## [What is needed]
Pictures in the data below are not part of the copy; transcribe everything else exactly.
* * * * * * * * *
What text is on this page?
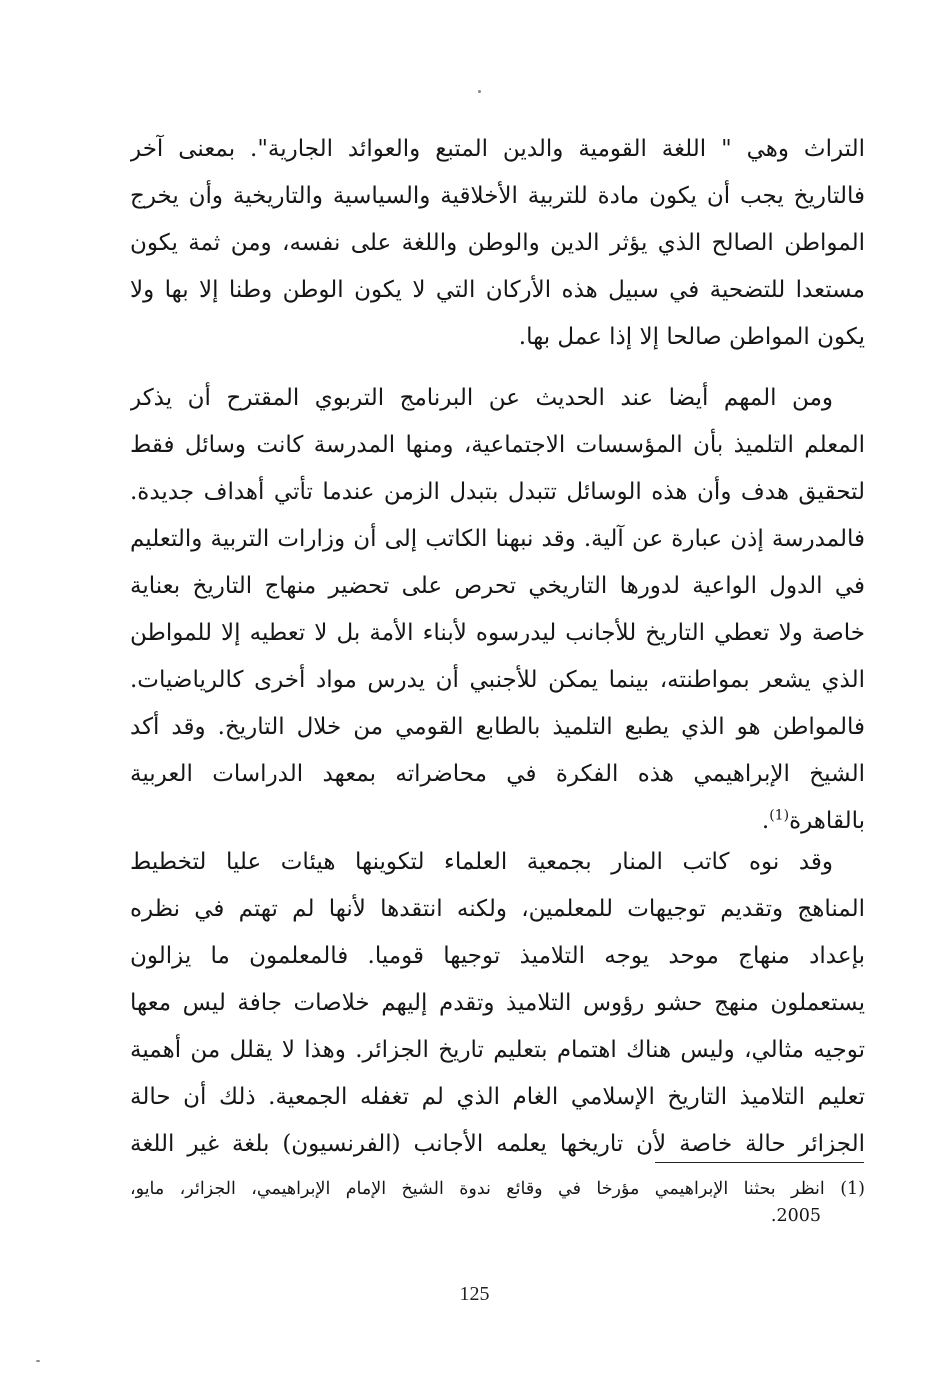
التراث وهي " اللغة القومية والدين المتبع والعوائد الجارية". بمعنى آخر
فالتاريخ يجب أن يكون مادة للتربية الأخلاقية والسياسية والتاريخية وأن يخرج
المواطن الصالح الذي يؤثر الدين والوطن واللغة على نفسه، ومن ثمة يكون
مستعدا للتضحية في سبيل هذه الأركان التي لا يكون الوطن وطنا إلا بها ولا
يكون المواطن صالحا إلا إذا عمل بها.
ومن المهم أيضا عند الحديث عن البرنامج التربوي المقترح أن يذكر
المعلم التلميذ بأن المؤسسات الاجتماعية، ومنها المدرسة كانت وسائل فقط
لتحقيق هدف وأن هذه الوسائل تتبدل بتبدل الزمن عندما تأتي أهداف جديدة.
فالمدرسة إذن عبارة عن آلية. وقد نبهنا الكاتب إلى أن وزارات التربية والتعليم
في الدول الواعية لدورها التاريخي تحرص على تحضير منهاج التاريخ بعناية
خاصة ولا تعطي التاريخ للأجانب ليدرسوه لأبناء الأمة بل لا تعطيه إلا للمواطن
الذي يشعر بمواطنته، بينما يمكن للأجنبي أن يدرس مواد أخرى كالرياضيات.
فالمواطن هو الذي يطبع التلميذ بالطابع القومي من خلال التاريخ. وقد أكد
الشيخ الإبراهيمي هذه الفكرة في محاضراته بمعهد الدراسات العربية
بالقاهرة$^{(1)}$.
وقد نوه كاتب المنار بجمعية العلماء لتكوينها هيئات عليا لتخطيط
المناهج وتقديم توجيهات للمعلمين، ولكنه انتقدها لأنها لم تهتم في نظره
بإعداد منهاج موحد يوجه التلاميذ توجيها قوميا. فالمعلمون ما يزالون
يستعملون منهج حشو رؤوس التلاميذ وتقدم إليهم خلاصات جافة ليس معها
توجيه مثالي، وليس هناك اهتمام بتعليم تاريخ الجزائر. وهذا لا يقلل من أهمية
تعليم التلاميذ التاريخ الإسلامي الغام الذي لم تغفله الجمعية. ذلك أن حالة
الجزائر حالة خاصة لأن تاريخها يعلمه الأجانب (الفرنسيون) بلغة غير اللغة
(1) انظر بحثنا الإبراهيمي مؤرخا في وقائع ندوة الشيخ الإمام الإبراهيمي، الجزائر، مايو،
2005.
125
* * * * * * * * *
## [Response to this task]
What text is on this page?
التراث وهي " اللغة القومية والدين المتبع والعوائد الجارية". بمعنى آخر
فالتاريخ يجب أن يكون مادة للتربية الأخلاقية والسياسية والتاريخية وأن يخرج
المواطن الصالح الذي يؤثر الدين والوطن واللغة على نفسه، ومن ثمة يكون
مستعدا للتضحية في سبيل هذه الأركان التي لا يكون الوطن وطنا إلا بها ولا
يكون المواطن صالحا إلا إذا عمل بها.
ومن المهم أيضا عند الحديث عن البرنامج التربوي المقترح أن يذكر
المعلم التلميذ بأن المؤسسات الاجتماعية، ومنها المدرسة كانت وسائل فقط
لتحقيق هدف وأن هذه الوسائل تتبدل بتبدل الزمن عندما تأتي أهداف جديدة.
فالمدرسة إذن عبارة عن آلية. وقد نبهنا الكاتب إلى أن وزارات التربية والتعليم
في الدول الواعية لدورها التاريخي تحرص على تحضير منهاج التاريخ بعناية
خاصة ولا تعطي التاريخ للأجانب ليدرسوه لأبناء الأمة بل لا تعطيه إلا للمواطن
الذي يشعر بمواطنته، بينما يمكن للأجنبي أن يدرس مواد أخرى كالرياضيات.
فالمواطن هو الذي يطبع التلميذ بالطابع القومي من خلال التاريخ. وقد أكد
الشيخ الإبراهيمي هذه الفكرة في محاضراته بمعهد الدراسات العربية
بالقاهرة$^{(1)}$.
وقد نوه كاتب المنار بجمعية العلماء لتكوينها هيئات عليا لتخطيط
المناهج وتقديم توجيهات للمعلمين، ولكنه انتقدها لأنها لم تهتم في نظره
بإعداد منهاج موحد يوجه التلاميذ توجيها قوميا. فالمعلمون ما يزالون
يستعملون منهج حشو رؤوس التلاميذ وتقدم إليهم خلاصات جافة ليس معها
توجيه مثالي، وليس هناك اهتمام بتعليم تاريخ الجزائر. وهذا لا يقلل من أهمية
تعليم التلاميذ التاريخ الإسلامي الغام الذي لم تغفله الجمعية. ذلك أن حالة
الجزائر حالة خاصة لأن تاريخها يعلمه الأجانب (الفرنسيون) بلغة غير اللغة
(1) انظر بحثنا الإبراهيمي مؤرخا في وقائع ندوة الشيخ الإمام الإبراهيمي، الجزائر، مايو،
2005.
125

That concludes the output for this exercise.